**Exercise prompt**. Copy out all lines that hold "Figure".

**A run of records**.
•••
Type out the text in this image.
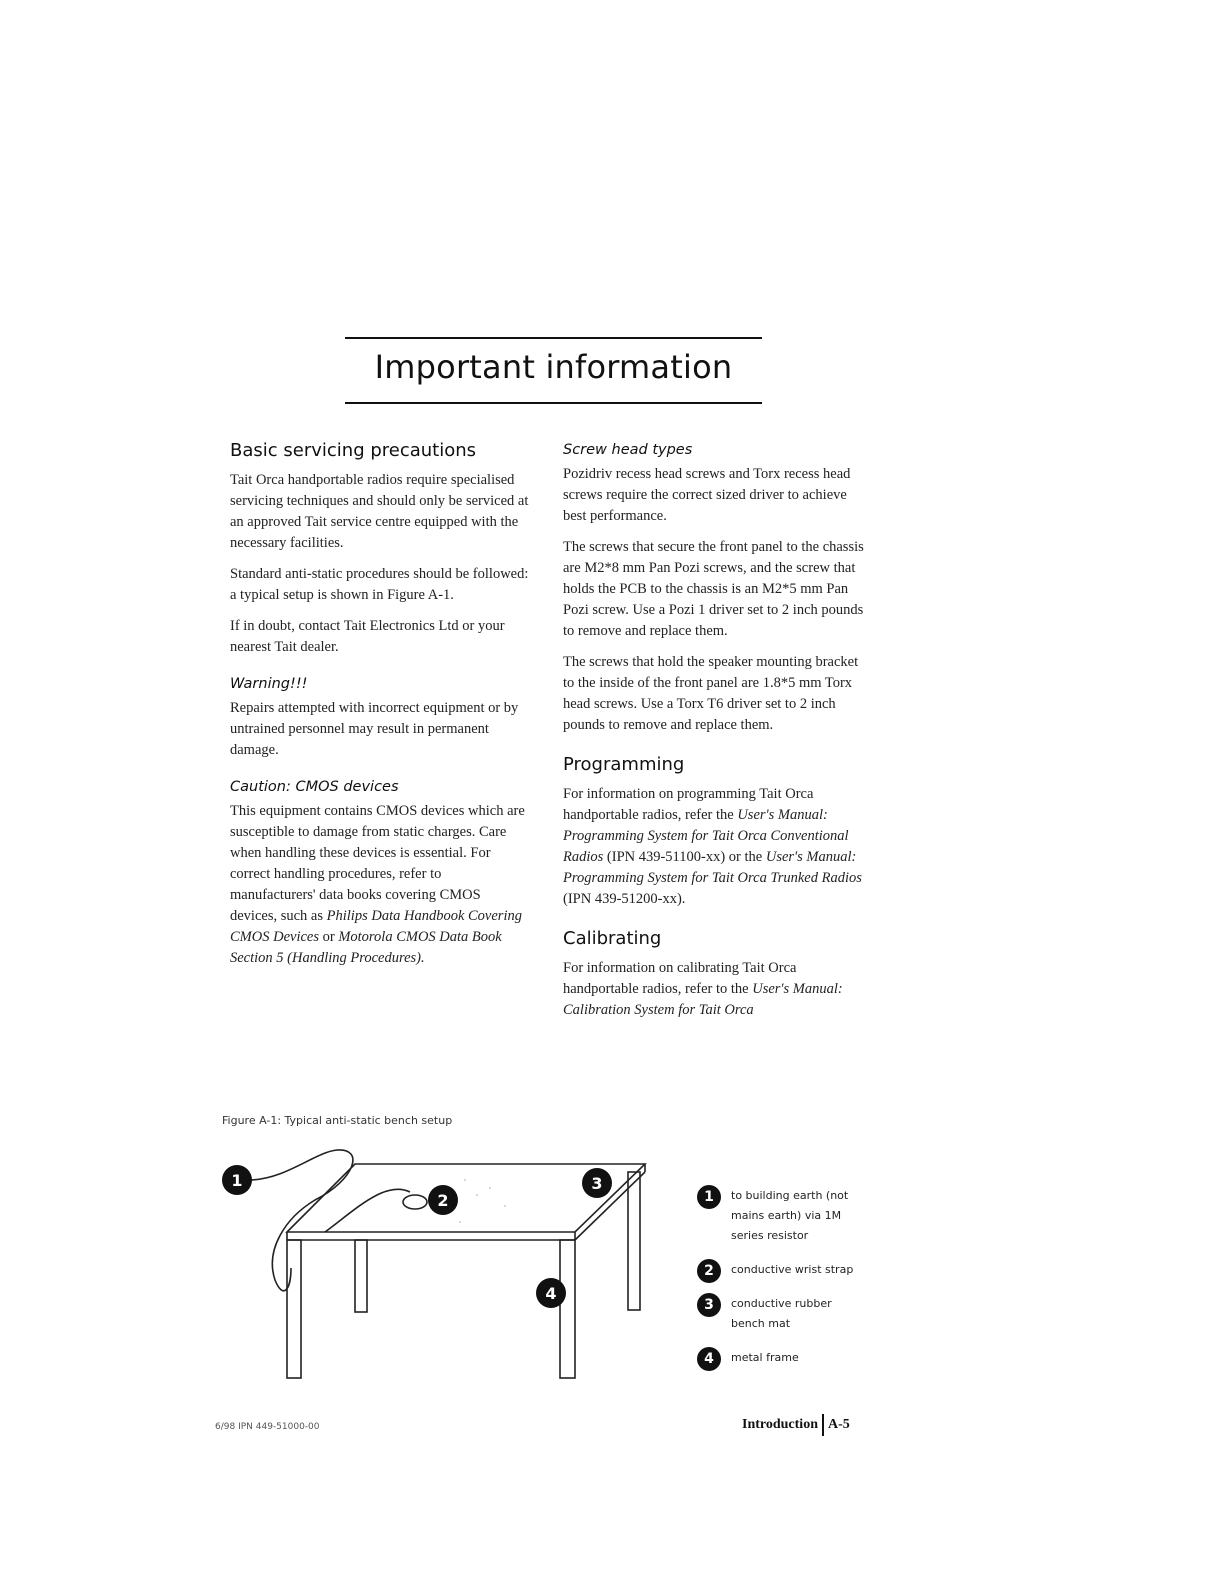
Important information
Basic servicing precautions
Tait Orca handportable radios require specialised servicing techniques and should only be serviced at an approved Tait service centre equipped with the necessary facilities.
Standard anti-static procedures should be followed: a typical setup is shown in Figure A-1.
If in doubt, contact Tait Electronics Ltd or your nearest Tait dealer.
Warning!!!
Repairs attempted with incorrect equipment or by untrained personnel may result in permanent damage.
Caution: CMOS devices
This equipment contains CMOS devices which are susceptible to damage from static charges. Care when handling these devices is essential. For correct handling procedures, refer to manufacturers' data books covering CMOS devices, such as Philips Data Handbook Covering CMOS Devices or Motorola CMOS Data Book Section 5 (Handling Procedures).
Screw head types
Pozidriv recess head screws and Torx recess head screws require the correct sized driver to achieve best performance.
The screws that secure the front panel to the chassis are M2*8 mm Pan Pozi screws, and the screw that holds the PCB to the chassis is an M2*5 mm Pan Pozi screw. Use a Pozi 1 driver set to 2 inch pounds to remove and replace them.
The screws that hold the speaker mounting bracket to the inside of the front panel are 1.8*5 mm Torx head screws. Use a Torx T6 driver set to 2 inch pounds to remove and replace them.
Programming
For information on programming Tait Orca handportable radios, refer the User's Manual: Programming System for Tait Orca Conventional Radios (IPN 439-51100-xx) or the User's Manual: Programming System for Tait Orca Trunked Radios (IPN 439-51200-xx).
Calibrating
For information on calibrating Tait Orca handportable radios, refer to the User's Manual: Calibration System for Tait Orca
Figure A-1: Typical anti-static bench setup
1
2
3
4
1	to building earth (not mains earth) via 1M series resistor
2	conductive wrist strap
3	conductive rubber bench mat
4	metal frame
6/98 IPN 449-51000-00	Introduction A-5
•••
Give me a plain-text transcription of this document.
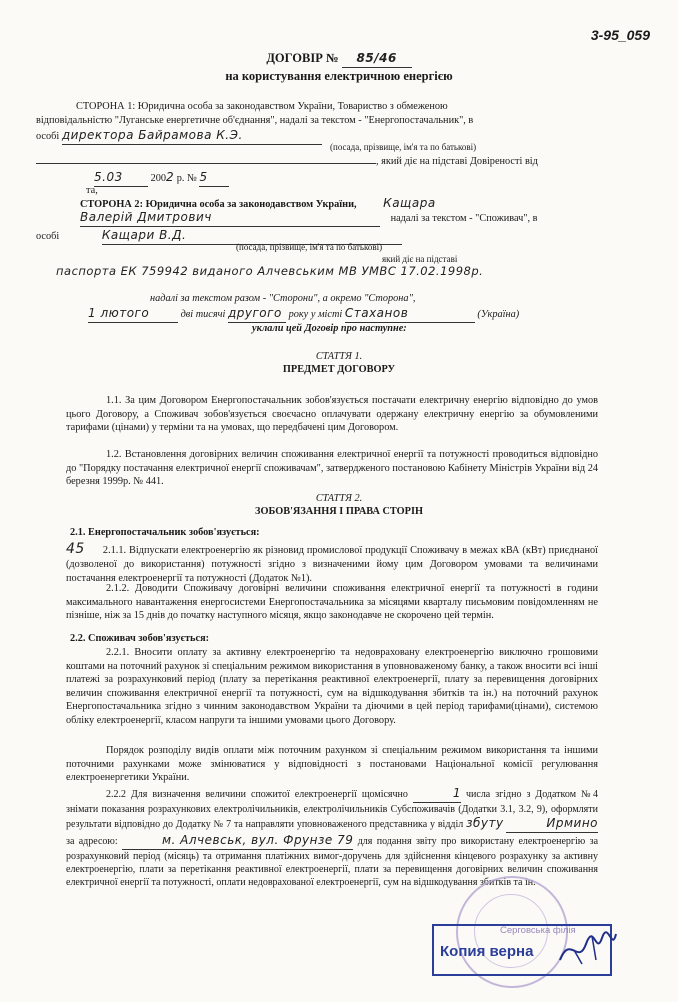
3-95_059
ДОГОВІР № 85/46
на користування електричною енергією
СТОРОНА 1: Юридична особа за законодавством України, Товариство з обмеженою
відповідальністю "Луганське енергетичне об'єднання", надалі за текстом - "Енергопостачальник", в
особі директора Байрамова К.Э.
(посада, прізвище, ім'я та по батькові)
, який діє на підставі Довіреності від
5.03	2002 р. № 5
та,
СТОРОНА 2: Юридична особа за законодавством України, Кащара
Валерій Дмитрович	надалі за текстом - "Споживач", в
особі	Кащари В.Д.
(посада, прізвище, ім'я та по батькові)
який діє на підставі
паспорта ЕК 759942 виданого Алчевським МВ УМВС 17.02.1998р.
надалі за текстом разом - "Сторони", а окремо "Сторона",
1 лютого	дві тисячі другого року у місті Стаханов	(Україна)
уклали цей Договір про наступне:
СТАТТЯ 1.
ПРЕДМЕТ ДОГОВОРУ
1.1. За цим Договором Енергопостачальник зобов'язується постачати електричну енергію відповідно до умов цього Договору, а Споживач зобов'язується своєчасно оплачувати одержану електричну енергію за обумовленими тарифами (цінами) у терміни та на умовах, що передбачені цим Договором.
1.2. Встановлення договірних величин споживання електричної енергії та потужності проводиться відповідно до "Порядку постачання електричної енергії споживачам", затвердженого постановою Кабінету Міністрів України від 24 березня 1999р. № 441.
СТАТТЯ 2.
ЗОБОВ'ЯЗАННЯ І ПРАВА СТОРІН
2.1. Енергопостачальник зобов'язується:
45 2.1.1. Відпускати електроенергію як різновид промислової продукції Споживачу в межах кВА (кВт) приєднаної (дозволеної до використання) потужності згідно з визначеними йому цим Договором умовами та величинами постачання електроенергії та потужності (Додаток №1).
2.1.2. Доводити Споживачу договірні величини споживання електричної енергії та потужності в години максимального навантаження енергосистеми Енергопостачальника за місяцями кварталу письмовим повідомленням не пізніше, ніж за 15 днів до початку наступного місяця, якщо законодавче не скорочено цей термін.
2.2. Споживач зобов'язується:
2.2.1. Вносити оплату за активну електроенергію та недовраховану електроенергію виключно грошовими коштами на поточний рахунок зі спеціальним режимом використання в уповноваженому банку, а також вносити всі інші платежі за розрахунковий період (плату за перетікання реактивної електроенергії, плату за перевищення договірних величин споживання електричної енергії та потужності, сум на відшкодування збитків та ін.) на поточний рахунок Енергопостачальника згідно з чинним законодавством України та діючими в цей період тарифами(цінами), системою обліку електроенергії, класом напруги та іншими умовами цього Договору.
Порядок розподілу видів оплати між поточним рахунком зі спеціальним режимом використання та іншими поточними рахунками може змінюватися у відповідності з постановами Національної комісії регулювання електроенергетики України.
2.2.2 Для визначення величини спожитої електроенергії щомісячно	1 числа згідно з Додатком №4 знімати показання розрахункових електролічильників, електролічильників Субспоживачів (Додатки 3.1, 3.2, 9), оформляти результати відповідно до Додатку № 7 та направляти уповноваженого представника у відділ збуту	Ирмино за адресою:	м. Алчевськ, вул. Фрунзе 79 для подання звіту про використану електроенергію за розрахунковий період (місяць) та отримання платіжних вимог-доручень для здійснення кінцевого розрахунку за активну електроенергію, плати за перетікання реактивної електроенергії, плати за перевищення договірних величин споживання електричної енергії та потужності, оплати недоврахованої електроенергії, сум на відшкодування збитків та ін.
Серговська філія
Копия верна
•••
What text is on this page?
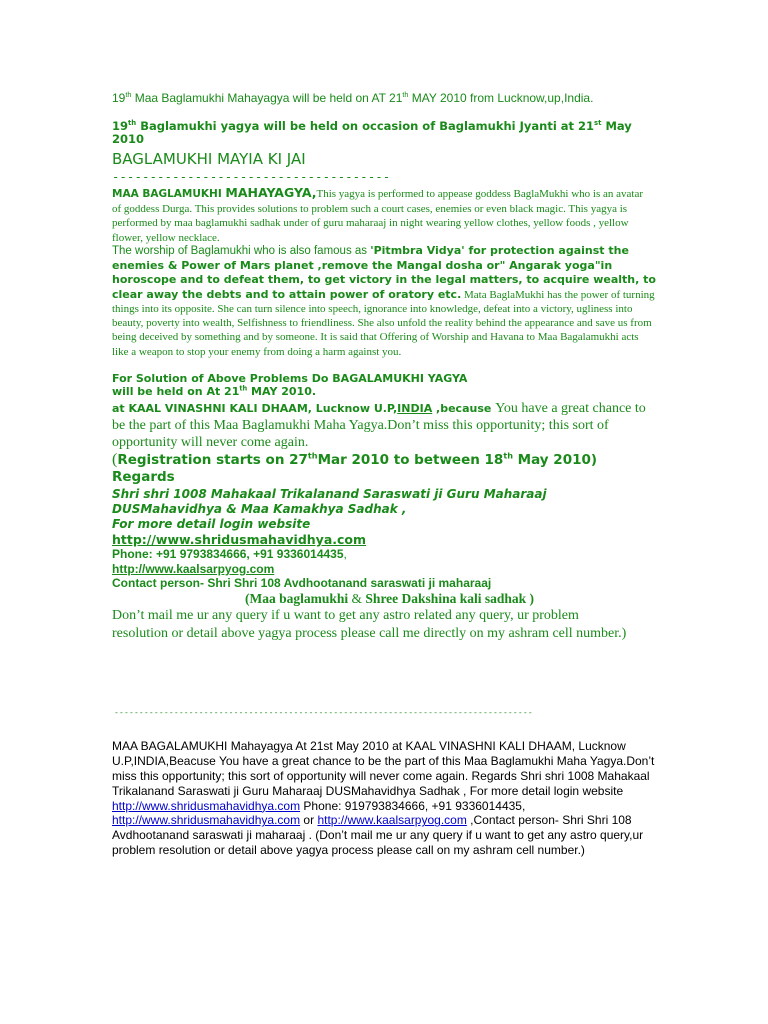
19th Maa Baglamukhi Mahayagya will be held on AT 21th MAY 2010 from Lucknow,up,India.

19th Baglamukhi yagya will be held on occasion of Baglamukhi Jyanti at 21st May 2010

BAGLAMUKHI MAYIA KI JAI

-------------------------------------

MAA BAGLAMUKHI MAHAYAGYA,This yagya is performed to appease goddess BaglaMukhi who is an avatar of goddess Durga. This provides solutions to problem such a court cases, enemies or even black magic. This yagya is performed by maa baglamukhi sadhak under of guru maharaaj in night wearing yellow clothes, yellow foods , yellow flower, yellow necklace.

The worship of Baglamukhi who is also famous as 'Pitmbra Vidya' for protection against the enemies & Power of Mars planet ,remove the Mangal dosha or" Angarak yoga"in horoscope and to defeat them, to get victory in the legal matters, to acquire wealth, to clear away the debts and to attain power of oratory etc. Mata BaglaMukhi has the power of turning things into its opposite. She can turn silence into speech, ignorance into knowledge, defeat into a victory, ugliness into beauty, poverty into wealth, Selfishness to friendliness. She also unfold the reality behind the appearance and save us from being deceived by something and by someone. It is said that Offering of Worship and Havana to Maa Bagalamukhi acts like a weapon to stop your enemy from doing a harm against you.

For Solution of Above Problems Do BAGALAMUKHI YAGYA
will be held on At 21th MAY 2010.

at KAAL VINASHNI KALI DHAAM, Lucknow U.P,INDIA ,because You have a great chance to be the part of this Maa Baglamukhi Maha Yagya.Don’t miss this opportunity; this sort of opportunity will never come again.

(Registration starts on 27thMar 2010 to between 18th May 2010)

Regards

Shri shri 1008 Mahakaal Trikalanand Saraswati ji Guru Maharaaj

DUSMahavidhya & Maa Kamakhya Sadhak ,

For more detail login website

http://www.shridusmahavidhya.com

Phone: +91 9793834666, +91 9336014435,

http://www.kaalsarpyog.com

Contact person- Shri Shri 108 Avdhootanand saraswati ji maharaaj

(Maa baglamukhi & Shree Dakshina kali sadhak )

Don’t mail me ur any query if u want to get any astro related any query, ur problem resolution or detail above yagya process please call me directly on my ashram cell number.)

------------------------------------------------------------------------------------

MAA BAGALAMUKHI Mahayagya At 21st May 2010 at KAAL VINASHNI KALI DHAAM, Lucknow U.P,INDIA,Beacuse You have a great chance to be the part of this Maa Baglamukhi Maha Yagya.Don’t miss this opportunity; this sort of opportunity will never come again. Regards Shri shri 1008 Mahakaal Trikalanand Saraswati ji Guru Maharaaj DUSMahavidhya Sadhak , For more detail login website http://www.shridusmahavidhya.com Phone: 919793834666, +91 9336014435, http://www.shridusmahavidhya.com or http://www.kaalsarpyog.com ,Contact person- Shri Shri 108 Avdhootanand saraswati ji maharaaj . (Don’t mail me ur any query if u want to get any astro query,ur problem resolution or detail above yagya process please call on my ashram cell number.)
•••
**Result**.
Standard anti-static procedures should be followed: a typical setup is shown in Figure A-1.
Figure A-1: Typical anti-static bench setup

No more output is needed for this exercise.